#### [WHAT YOU ARE ASKED TO DO]
Copy these lines verbatim, beginning at the line that has "q3-option-c: C. 一块池塘中所有草鱼的数量就是该草鱼种群的种群密度" and stopping after the line that has "table-header-cell: 线虫 — [290, 842, 335, 881]".

═══ TASK MATERIAL ═══

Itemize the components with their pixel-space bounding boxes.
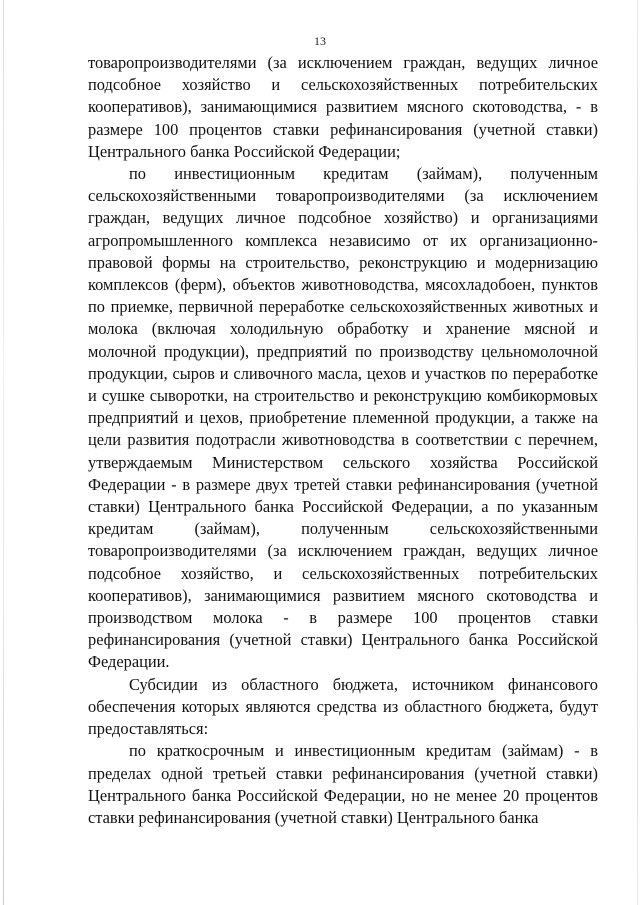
page-number: 13 [314, 34, 326, 48]
paragraph-2: по инвестиционным кредитам (займам), полученным сельскохозяйственными товаропроизводителями (за исключением граждан, ведущих личное подсобное хозяйство) и организациями агропромышленного комплекса независимо от их организационно-правовой формы на строительство, реконструкцию и модернизацию комплексов (ферм), объектов животноводства, мясохладобоен, пунктов по приемке, первичной переработке сельскохозяйственных животных и молока (включая холодильную обработку и хранение мясной и молочной продукции), предприятий по производству цельномолочной продукции, сыров и сливочного масла, цехов и участков по переработке и сушке сыворотки, на строительство и реконструкцию комбикормовых предприятий и цехов, приобретение племенной продукции, а также на цели развития подотрасли животноводства в соответствии с перечнем, утверждаемым Министерством сельского хозяйства Российской Федерации - в размере двух третей ставки рефинансирования (учетной ставки) Центрального банка Российской Федерации, а по указанным кредитам (займам), полученным сельскохозяйственными товаропроизводителями (за исключением граждан, ведущих личное подсобное хозяйство, и сельскохозяйственных потребительских кооперативов), занимающимися развитием мясного скотоводства и производством молока - в размере 100 процентов ставки рефинансирования (учетной ставки) Центрального банка Российской Федерации. [88, 164, 598, 672]
document-body [88, 52, 598, 829]
scan-edge-left [3, 0, 4, 905]
paragraph-3: Субсидии из областного бюджета, источником финансового обеспечения которых являются средства из областного бюджета, будут предоставляться: [88, 674, 598, 739]
paragraph-4: по краткосрочным и инвестиционным кредитам (займам) - в пределах одной третьей ставки рефинансирования (учетной ставки) Центрального банка Российской Федерации, но не менее 20 процентов ставки рефинансирования (учетной ставки) Центрального банка [88, 741, 598, 827]
paragraph-1: товаропроизводителями (за исключением граждан, ведущих личное подсобное хозяйство и сельскохозяйственных потребительских кооперативов), занимающимися развитием мясного скотоводства, - в размере 100 процентов ставки рефинансирования (учетной ставки) Центрального банка Российской Федерации; [88, 53, 598, 161]
scan-edge-right [637, 0, 638, 905]
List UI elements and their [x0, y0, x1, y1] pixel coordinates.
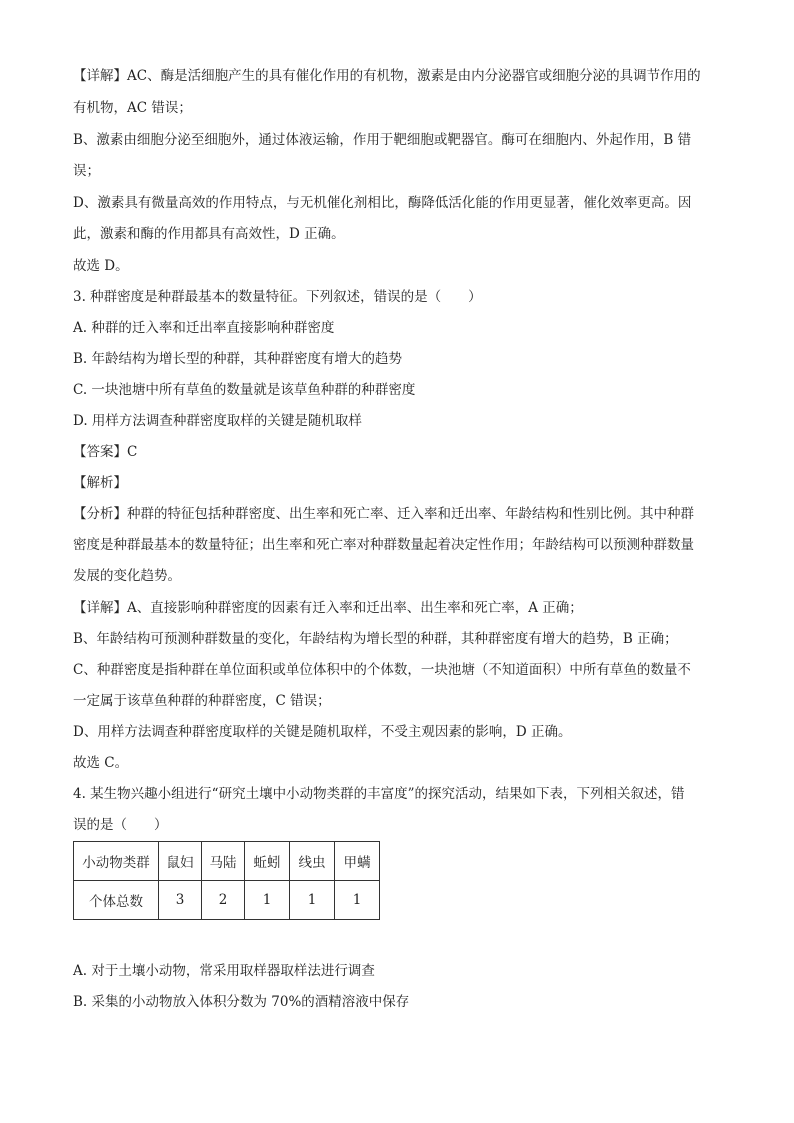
q3-option-c: C. 一块池塘中所有草鱼的数量就是该草鱼种群的种群密度 — [73, 382, 416, 398]
table-cell: 个体总数 — [74, 881, 159, 920]
q4-option-a: A. 对于土壤小动物，常采用取样器取样法进行调查 — [73, 963, 375, 979]
q3-answer: 【答案】C — [73, 444, 138, 460]
table-header-row — [74, 842, 380, 881]
q4-stem-line-1: 4. 某生物兴趣小组进行“研究土壤中小动物类群的丰富度”的探究活动，结果如下表，下列相关叙述，错 — [73, 786, 685, 802]
q3-option-b: B. 年龄结构为增长型的种群，其种群密度有增大的趋势 — [73, 351, 403, 367]
table-header-cell: 马陆 — [202, 842, 245, 881]
q3-detail-a: 【详解】A、直接影响种群密度的因素有迁入率和迁出率、出生率和死亡率，A 正确； — [73, 600, 583, 616]
q3-detail-c-line-1: C、种群密度是指种群在单位面积或单位体积中的个体数，一块池塘（不知道面积）中所有草鱼的数量不 — [73, 662, 691, 678]
q2-detail-b-line-1: B、激素由细胞分泌至细胞外，通过体液运输，作用于靶细胞或靶器官。酶可在细胞内、外起作用，B 错 — [73, 132, 692, 148]
q3-detail-d: D、用样方法调查种群密度取样的关键是随机取样，不受主观因素的影响，D 正确。 — [73, 724, 572, 740]
q3-stem: 3. 种群密度是种群最基本的数量特征。下列叙述，错误的是（ ） — [73, 289, 482, 305]
q2-detail-d-line-1: D、激素具有微量高效的作用特点，与无机催化剂相比，酶降低活化能的作用更显著，催化效率更高。因 — [73, 195, 692, 211]
table-cell: 2 — [202, 881, 245, 920]
table-header-cell: 鼠妇 — [159, 842, 202, 881]
table-cell: 1 — [335, 881, 380, 920]
table-header-cell: 甲螨 — [335, 842, 380, 881]
table-header-cell: 蚯蚓 — [245, 842, 290, 881]
table-cell: 3 — [159, 881, 202, 920]
q3-choose: 故选 C。 — [73, 755, 129, 771]
q4-stem-line-2: 误的是（ ） — [73, 817, 168, 833]
q2-choose: 故选 D。 — [73, 258, 129, 274]
q3-option-a: A. 种群的迁入率和迁出率直接影响种群密度 — [73, 320, 335, 336]
table-cell: 1 — [290, 881, 335, 920]
q2-detail-b-line-2: 误； — [73, 163, 100, 179]
q3-detail-b: B、年龄结构可预测种群数量的变化，年龄结构为增长型的种群，其种群密度有增大的趋势，B 正确； — [73, 631, 678, 647]
q2-detail-line-2: 有机物，AC 错误； — [73, 100, 192, 116]
table-header-cell: 线虫 — [290, 842, 335, 881]
q4-data-table — [73, 841, 380, 920]
q3-detail-c-line-2: 一定属于该草鱼种群的种群密度，C 错误； — [73, 693, 331, 709]
table-header-cell: 小动物类群 — [74, 842, 159, 881]
q2-detail-d-line-2: 此，激素和酶的作用都具有高效性，D 正确。 — [73, 226, 345, 242]
q2-detail-line-1: 【详解】AC、酶是活细胞产生的具有催化作用的有机物，激素是由内分泌器官或细胞分泌的具调节作用的 — [73, 68, 701, 84]
q3-analysis-line-2: 密度是种群最基本的数量特征；出生率和死亡率对种群数量起着决定性作用；年龄结构可以预测种群数量 — [73, 537, 694, 553]
table-row — [74, 881, 380, 920]
q3-analysis-line-1: 【分析】种群的特征包括种群密度、出生率和死亡率、迁入率和迁出率、年龄结构和性别比例。其中种群 — [73, 506, 694, 522]
q3-analysis-title: 【解析】 — [73, 475, 127, 491]
q3-option-d: D. 用样方法调查种群密度取样的关键是随机取样 — [73, 413, 362, 429]
table-cell: 1 — [245, 881, 290, 920]
q3-analysis-line-3: 发展的变化趋势。 — [73, 568, 181, 584]
q4-option-b: B. 采集的小动物放入体积分数为 70%的酒精溶液中保存 — [73, 994, 410, 1010]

═══

#### [OUTPUT FOR THIS EXERCISE]
q3-option-c: C. 一块池塘中所有草鱼的数量就是该草鱼种群的种群密度 — [73, 382, 416, 398]
table-cell: 个体总数 — [74, 881, 159, 920]
q4-option-a: A. 对于土壤小动物，常采用取样器取样法进行调查 — [73, 963, 375, 979]
q3-answer: 【答案】C — [73, 444, 138, 460]
table-header-row — [74, 842, 380, 881]
q4-stem-line-1: 4. 某生物兴趣小组进行“研究土壤中小动物类群的丰富度”的探究活动，结果如下表，下列相关叙述，错 — [73, 786, 685, 802]
q3-option-b: B. 年龄结构为增长型的种群，其种群密度有增大的趋势 — [73, 351, 403, 367]
table-header-cell: 马陆 — [202, 842, 245, 881]
q3-detail-a: 【详解】A、直接影响种群密度的因素有迁入率和迁出率、出生率和死亡率，A 正确； — [73, 600, 583, 616]
q3-detail-c-line-1: C、种群密度是指种群在单位面积或单位体积中的个体数，一块池塘（不知道面积）中所有草鱼的数量不 — [73, 662, 691, 678]
q2-detail-b-line-1: B、激素由细胞分泌至细胞外，通过体液运输，作用于靶细胞或靶器官。酶可在细胞内、外起作用，B 错 — [73, 132, 692, 148]
q3-detail-d: D、用样方法调查种群密度取样的关键是随机取样，不受主观因素的影响，D 正确。 — [73, 724, 572, 740]
q3-stem: 3. 种群密度是种群最基本的数量特征。下列叙述，错误的是（ ） — [73, 289, 482, 305]
q2-detail-d-line-1: D、激素具有微量高效的作用特点，与无机催化剂相比，酶降低活化能的作用更显著，催化效率更高。因 — [73, 195, 692, 211]
table-cell: 2 — [202, 881, 245, 920]
table-header-cell: 鼠妇 — [159, 842, 202, 881]
table-cell: 1 — [335, 881, 380, 920]
table-header-cell: 甲螨 — [335, 842, 380, 881]
table-header-cell: 蚯蚓 — [245, 842, 290, 881]
table-cell: 3 — [159, 881, 202, 920]
q3-choose: 故选 C。 — [73, 755, 129, 771]
q4-stem-line-2: 误的是（ ） — [73, 817, 168, 833]
q2-choose: 故选 D。 — [73, 258, 129, 274]
q3-option-a: A. 种群的迁入率和迁出率直接影响种群密度 — [73, 320, 335, 336]
table-cell: 1 — [290, 881, 335, 920]
q2-detail-b-line-2: 误； — [73, 163, 100, 179]
q3-detail-b: B、年龄结构可预测种群数量的变化，年龄结构为增长型的种群，其种群密度有增大的趋势，B 正确； — [73, 631, 678, 647]
q2-detail-line-2: 有机物，AC 错误； — [73, 100, 192, 116]
table-header-cell: 线虫 — [290, 842, 335, 881]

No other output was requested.